** Start **

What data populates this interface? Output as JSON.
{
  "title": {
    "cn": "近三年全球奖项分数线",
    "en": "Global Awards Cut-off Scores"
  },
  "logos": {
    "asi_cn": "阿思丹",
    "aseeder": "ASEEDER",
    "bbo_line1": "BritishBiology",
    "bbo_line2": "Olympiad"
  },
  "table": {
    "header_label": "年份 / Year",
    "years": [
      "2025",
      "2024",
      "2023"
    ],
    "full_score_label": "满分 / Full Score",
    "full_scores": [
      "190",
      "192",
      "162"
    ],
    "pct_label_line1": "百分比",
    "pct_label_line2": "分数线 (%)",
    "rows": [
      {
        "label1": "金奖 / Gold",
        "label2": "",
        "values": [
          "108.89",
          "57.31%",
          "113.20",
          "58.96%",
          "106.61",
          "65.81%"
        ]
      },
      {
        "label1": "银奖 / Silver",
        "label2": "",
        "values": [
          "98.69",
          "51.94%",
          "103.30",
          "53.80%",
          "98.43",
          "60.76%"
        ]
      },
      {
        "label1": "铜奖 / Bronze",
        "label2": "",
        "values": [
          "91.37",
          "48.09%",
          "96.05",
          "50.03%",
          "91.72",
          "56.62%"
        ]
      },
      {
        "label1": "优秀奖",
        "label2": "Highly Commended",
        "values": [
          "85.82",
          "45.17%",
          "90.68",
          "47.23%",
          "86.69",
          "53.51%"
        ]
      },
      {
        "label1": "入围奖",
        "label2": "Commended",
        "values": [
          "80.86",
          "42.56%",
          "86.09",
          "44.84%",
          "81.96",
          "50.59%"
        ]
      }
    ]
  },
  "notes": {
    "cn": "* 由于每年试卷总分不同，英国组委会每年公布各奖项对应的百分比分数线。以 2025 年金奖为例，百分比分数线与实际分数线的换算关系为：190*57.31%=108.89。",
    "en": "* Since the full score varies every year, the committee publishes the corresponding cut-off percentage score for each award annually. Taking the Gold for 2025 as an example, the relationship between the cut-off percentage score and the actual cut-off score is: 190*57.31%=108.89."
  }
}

** End **

Print out every entry, keeping each one exact.

RESULT |
What data populates this interface? Output as JSON.
{
  "title": {
    "cn": "近三年全球奖项分数线",
    "en": "Global Awards Cut-off Scores"
  },
  "logos": {
    "asi_cn": "阿思丹",
    "aseeder": "ASEEDER",
    "bbo_line1": "BritishBiology",
    "bbo_line2": "Olympiad"
  },
  "table": {
    "header_label": "年份 / Year",
    "years": [
      "2025",
      "2024",
      "2023"
    ],
    "full_score_label": "满分 / Full Score",
    "full_scores": [
      "190",
      "192",
      "162"
    ],
    "pct_label_line1": "百分比",
    "pct_label_line2": "分数线 (%)",
    "rows": [
      {
        "label1": "金奖 / Gold",
        "label2": "",
        "values": [
          "108.89",
          "57.31%",
          "113.20",
          "58.96%",
          "106.61",
          "65.81%"
        ]
      },
      {
        "label1": "银奖 / Silver",
        "label2": "",
        "values": [
          "98.69",
          "51.94%",
          "103.30",
          "53.80%",
          "98.43",
          "60.76%"
        ]
      },
      {
        "label1": "铜奖 / Bronze",
        "label2": "",
        "values": [
          "91.37",
          "48.09%",
          "96.05",
          "50.03%",
          "91.72",
          "56.62%"
        ]
      },
      {
        "label1": "优秀奖",
        "label2": "Highly Commended",
        "values": [
          "85.82",
          "45.17%",
          "90.68",
          "47.23%",
          "86.69",
          "53.51%"
        ]
      },
      {
        "label1": "入围奖",
        "label2": "Commended",
        "values": [
          "80.86",
          "42.56%",
          "86.09",
          "44.84%",
          "81.96",
          "50.59%"
        ]
      }
    ]
  },
  "notes": {
    "cn": "* 由于每年试卷总分不同，英国组委会每年公布各奖项对应的百分比分数线。以 2025 年金奖为例，百分比分数线与实际分数线的换算关系为：190*57.31%=108.89。",
    "en": "* Since the full score varies every year, the committee publishes the corresponding cut-off percentage score for each award annually. Taking the Gold for 2025 as an example, the relationship between the cut-off percentage score and the actual cut-off score is: 190*57.31%=108.89."
  }
}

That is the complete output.